TASK DATA:
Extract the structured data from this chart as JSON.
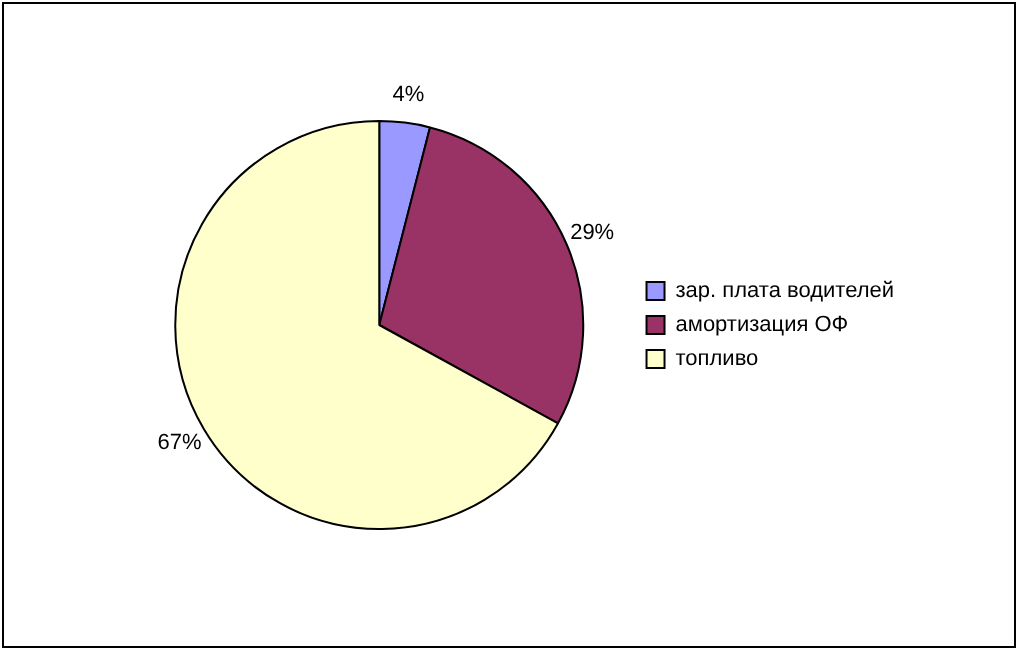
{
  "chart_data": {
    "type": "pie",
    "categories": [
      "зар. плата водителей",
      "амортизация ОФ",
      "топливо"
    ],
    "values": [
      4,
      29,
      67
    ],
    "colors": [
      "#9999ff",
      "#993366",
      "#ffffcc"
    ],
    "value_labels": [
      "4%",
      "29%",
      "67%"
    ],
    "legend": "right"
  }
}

==

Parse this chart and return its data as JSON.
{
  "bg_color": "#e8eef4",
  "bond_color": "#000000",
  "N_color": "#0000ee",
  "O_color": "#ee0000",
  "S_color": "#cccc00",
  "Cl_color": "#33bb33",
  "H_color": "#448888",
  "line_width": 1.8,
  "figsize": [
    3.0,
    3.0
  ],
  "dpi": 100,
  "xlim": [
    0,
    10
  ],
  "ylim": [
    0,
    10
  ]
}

---

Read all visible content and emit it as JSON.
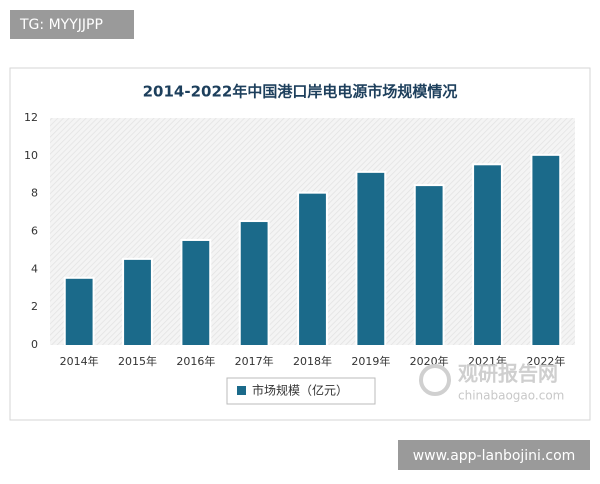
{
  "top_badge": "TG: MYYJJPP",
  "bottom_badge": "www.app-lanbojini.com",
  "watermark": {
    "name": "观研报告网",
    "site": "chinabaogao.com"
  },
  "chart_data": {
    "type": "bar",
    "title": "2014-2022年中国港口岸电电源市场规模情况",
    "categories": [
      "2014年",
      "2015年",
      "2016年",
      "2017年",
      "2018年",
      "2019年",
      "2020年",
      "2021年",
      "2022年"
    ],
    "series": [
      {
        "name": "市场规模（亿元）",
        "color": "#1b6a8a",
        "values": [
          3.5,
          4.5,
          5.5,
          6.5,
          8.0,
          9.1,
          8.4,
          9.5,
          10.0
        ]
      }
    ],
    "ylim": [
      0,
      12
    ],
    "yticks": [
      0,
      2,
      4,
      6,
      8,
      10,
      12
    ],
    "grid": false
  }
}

WORK TO COMPLETE: Using the entries above, return each line in which the word "JSON" occurs.

WRITTEN ANSWER:
Extract the structured data from this chart as JSON.
Parse this chart and return its data as JSON.
Read all visible content and emit it as JSON.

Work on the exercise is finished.